What to produce:
Repeat the whole listing exactly.
══ Listed entries
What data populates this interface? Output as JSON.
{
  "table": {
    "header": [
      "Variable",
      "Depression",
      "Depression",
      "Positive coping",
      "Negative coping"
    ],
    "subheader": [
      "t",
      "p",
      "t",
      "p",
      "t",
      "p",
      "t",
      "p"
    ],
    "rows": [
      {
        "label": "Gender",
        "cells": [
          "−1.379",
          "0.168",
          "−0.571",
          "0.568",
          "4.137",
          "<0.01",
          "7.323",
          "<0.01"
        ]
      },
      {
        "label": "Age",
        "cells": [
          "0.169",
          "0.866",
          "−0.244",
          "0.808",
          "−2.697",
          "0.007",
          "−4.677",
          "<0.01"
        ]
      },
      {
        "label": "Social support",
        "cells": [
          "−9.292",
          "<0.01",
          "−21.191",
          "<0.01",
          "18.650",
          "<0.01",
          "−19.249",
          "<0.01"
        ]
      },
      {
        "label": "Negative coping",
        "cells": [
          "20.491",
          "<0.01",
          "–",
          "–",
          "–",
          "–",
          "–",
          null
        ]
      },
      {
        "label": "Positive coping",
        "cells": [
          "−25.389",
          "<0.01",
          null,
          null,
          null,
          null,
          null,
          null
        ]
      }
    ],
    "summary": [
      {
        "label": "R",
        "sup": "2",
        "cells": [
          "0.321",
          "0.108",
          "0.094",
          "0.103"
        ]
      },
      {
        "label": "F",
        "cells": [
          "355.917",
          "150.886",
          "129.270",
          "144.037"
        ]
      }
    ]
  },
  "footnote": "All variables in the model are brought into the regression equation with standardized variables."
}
════
Full solution:
What data populates this interface? Output as JSON.
{
  "table": {
    "header": [
      "Variable",
      "Depression",
      "Depression",
      "Positive coping",
      "Negative coping"
    ],
    "subheader": [
      "t",
      "p",
      "t",
      "p",
      "t",
      "p",
      "t",
      "p"
    ],
    "rows": [
      {
        "label": "Gender",
        "cells": [
          "−1.379",
          "0.168",
          "−0.571",
          "0.568",
          "4.137",
          "<0.01",
          "7.323",
          "<0.01"
        ]
      },
      {
        "label": "Age",
        "cells": [
          "0.169",
          "0.866",
          "−0.244",
          "0.808",
          "−2.697",
          "0.007",
          "−4.677",
          "<0.01"
        ]
      },
      {
        "label": "Social support",
        "cells": [
          "−9.292",
          "<0.01",
          "−21.191",
          "<0.01",
          "18.650",
          "<0.01",
          "−19.249",
          "<0.01"
        ]
      },
      {
        "label": "Negative coping",
        "cells": [
          "20.491",
          "<0.01",
          "–",
          "–",
          "–",
          "–",
          "–",
          null
        ]
      },
      {
        "label": "Positive coping",
        "cells": [
          "−25.389",
          "<0.01",
          null,
          null,
          null,
          null,
          null,
          null
        ]
      }
    ],
    "summary": [
      {
        "label": "R",
        "sup": "2",
        "cells": [
          "0.321",
          "0.108",
          "0.094",
          "0.103"
        ]
      },
      {
        "label": "F",
        "cells": [
          "355.917",
          "150.886",
          "129.270",
          "144.037"
        ]
      }
    ]
  },
  "footnote": "All variables in the model are brought into the regression equation with standardized variables."
}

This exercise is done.